*STATED PROBLEM*
Give the entries again exactly, every one of them.

#### THE RECORDS ####

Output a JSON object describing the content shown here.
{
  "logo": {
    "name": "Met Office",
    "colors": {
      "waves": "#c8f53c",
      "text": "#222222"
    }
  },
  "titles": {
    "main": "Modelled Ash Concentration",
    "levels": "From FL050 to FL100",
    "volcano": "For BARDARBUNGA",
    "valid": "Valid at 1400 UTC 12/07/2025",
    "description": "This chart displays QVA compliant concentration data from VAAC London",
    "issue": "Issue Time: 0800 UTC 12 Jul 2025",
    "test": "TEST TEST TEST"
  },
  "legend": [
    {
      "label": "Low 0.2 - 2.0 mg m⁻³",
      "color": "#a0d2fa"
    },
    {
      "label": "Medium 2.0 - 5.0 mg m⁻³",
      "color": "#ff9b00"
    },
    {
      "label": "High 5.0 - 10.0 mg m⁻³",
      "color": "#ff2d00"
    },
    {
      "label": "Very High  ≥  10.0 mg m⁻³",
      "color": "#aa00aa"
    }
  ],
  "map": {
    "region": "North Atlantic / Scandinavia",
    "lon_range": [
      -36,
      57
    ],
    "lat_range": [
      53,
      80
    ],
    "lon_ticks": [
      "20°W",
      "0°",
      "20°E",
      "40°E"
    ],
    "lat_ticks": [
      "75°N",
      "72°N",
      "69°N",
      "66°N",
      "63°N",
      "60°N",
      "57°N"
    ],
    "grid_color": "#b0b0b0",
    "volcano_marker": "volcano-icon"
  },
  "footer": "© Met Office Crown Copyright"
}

####

*RESULT*
Output a JSON object describing the content shown here.
{
  "logo": {
    "name": "Met Office",
    "colors": {
      "waves": "#c8f53c",
      "text": "#222222"
    }
  },
  "titles": {
    "main": "Modelled Ash Concentration",
    "levels": "From FL050 to FL100",
    "volcano": "For BARDARBUNGA",
    "valid": "Valid at 1400 UTC 12/07/2025",
    "description": "This chart displays QVA compliant concentration data from VAAC London",
    "issue": "Issue Time: 0800 UTC 12 Jul 2025",
    "test": "TEST TEST TEST"
  },
  "legend": [
    {
      "label": "Low 0.2 - 2.0 mg m⁻³",
      "color": "#a0d2fa"
    },
    {
      "label": "Medium 2.0 - 5.0 mg m⁻³",
      "color": "#ff9b00"
    },
    {
      "label": "High 5.0 - 10.0 mg m⁻³",
      "color": "#ff2d00"
    },
    {
      "label": "Very High  ≥  10.0 mg m⁻³",
      "color": "#aa00aa"
    }
  ],
  "map": {
    "region": "North Atlantic / Scandinavia",
    "lon_range": [
      -36,
      57
    ],
    "lat_range": [
      53,
      80
    ],
    "lon_ticks": [
      "20°W",
      "0°",
      "20°E",
      "40°E"
    ],
    "lat_ticks": [
      "75°N",
      "72°N",
      "69°N",
      "66°N",
      "63°N",
      "60°N",
      "57°N"
    ],
    "grid_color": "#b0b0b0",
    "volcano_marker": "volcano-icon"
  },
  "footer": "© Met Office Crown Copyright"
}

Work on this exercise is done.